• **Exercise**
Search the material and gather each line with "bytes" in it.

• **Data for review**
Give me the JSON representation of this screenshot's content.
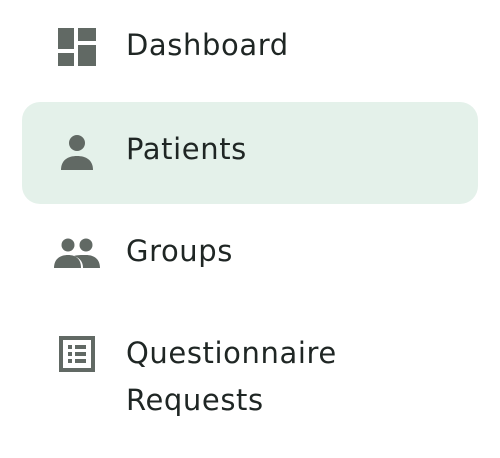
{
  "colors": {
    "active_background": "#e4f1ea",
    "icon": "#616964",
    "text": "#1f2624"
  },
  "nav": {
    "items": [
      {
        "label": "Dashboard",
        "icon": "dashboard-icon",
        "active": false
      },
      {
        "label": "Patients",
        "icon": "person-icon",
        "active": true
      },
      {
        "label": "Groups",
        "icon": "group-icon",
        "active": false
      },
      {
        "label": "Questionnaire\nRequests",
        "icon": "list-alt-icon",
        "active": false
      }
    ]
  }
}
--
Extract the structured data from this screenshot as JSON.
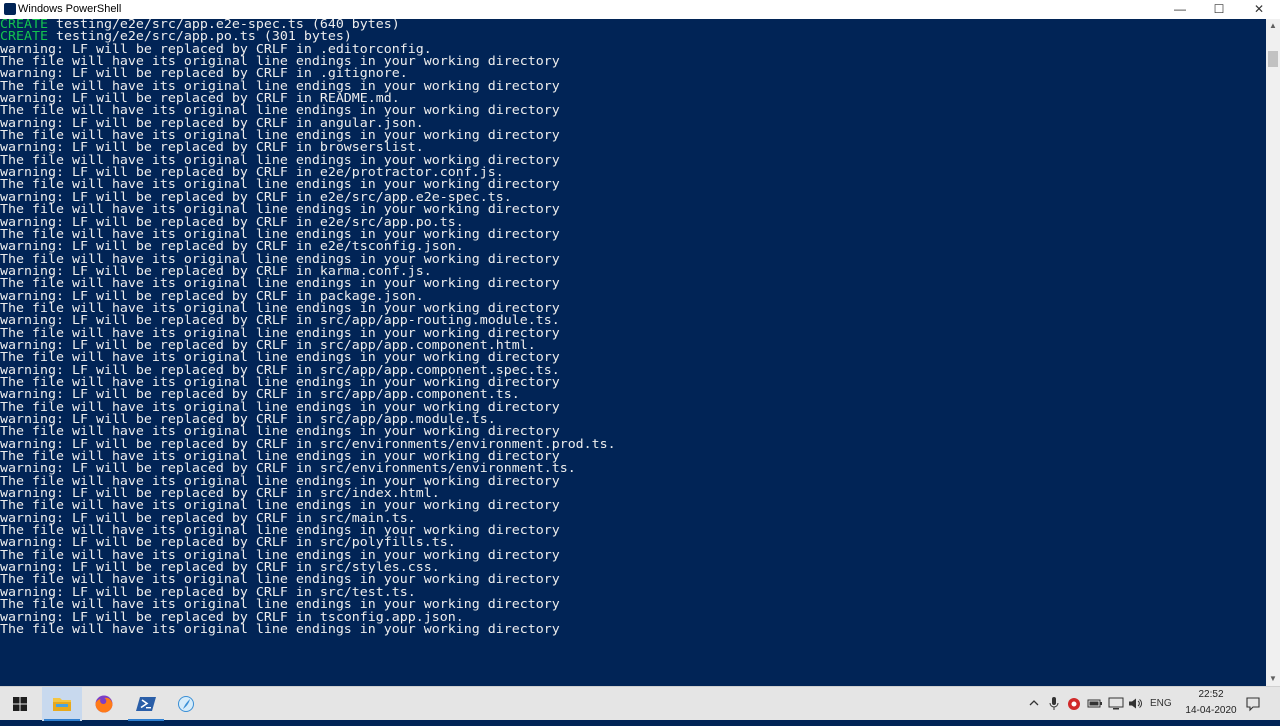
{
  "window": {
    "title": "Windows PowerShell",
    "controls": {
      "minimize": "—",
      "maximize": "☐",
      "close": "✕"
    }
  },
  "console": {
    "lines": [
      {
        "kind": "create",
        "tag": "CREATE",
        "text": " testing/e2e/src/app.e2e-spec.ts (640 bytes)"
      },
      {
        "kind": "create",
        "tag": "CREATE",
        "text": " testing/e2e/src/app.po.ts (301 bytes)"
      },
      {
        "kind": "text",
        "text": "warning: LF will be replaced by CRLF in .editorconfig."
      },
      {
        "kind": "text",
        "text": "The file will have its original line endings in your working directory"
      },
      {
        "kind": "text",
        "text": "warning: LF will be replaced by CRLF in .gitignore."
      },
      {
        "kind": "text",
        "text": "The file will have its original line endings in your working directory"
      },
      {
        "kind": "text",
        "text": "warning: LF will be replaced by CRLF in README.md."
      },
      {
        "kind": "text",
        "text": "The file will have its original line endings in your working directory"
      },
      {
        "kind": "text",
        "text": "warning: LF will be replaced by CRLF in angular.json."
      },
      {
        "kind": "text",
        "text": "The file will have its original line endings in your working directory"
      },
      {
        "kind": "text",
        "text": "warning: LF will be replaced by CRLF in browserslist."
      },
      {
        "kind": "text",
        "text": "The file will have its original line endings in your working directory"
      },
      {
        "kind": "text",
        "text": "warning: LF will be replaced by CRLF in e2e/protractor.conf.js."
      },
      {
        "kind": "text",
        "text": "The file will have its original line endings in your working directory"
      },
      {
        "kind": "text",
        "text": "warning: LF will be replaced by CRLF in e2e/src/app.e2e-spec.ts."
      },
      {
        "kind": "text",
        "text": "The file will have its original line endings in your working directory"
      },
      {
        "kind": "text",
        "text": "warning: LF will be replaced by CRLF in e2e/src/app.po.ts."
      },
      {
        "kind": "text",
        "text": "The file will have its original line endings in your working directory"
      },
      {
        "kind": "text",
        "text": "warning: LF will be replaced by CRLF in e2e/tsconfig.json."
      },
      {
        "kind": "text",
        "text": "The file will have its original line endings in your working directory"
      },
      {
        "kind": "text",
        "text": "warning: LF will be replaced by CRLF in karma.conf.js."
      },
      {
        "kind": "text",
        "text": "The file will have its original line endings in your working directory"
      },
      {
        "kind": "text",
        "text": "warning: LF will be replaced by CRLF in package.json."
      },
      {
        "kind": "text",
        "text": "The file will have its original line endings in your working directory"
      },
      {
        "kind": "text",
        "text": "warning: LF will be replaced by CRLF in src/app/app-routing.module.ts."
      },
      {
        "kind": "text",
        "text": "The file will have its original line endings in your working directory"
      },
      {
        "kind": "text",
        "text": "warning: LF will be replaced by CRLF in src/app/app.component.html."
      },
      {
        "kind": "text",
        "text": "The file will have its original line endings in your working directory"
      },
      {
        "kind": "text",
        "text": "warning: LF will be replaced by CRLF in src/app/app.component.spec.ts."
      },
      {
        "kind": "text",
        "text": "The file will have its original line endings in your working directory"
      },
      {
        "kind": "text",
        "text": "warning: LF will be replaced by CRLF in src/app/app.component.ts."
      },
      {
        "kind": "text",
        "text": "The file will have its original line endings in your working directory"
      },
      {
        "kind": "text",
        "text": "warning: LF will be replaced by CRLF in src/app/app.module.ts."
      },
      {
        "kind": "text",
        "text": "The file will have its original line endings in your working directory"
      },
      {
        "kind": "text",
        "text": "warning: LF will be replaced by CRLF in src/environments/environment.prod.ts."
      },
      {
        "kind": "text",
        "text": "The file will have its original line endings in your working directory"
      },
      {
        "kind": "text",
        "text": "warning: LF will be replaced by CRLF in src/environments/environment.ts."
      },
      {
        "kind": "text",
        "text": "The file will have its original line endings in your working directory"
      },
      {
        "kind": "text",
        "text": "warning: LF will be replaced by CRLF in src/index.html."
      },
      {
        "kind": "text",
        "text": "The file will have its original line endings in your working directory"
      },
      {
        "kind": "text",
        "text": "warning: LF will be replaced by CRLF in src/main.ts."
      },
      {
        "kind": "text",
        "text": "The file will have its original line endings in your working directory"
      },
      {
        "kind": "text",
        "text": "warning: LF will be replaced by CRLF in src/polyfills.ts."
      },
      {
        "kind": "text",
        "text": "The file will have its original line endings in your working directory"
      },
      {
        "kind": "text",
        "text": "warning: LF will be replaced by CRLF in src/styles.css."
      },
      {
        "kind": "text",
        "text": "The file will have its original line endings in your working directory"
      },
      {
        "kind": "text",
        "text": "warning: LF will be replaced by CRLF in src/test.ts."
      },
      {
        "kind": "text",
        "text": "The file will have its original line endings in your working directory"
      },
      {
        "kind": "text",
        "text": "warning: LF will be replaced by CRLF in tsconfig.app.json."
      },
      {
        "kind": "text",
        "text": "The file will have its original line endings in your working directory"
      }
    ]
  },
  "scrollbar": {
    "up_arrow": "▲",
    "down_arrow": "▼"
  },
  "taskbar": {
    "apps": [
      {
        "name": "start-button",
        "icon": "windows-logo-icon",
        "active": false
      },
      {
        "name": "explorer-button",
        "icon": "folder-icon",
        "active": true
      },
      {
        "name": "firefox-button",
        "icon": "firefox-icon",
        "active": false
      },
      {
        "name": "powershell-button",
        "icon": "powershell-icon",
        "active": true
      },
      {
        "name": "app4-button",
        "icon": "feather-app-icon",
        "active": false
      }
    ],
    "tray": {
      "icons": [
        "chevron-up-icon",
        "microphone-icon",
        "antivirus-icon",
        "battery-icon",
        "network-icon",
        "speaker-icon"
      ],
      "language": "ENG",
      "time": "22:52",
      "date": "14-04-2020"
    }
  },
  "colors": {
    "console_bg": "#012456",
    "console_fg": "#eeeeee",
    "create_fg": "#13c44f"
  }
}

• **Answer for the task**
        "text": " testing/e2e/src/app.e2e-spec.ts (640 bytes)"
        "text": " testing/e2e/src/app.po.ts (301 bytes)"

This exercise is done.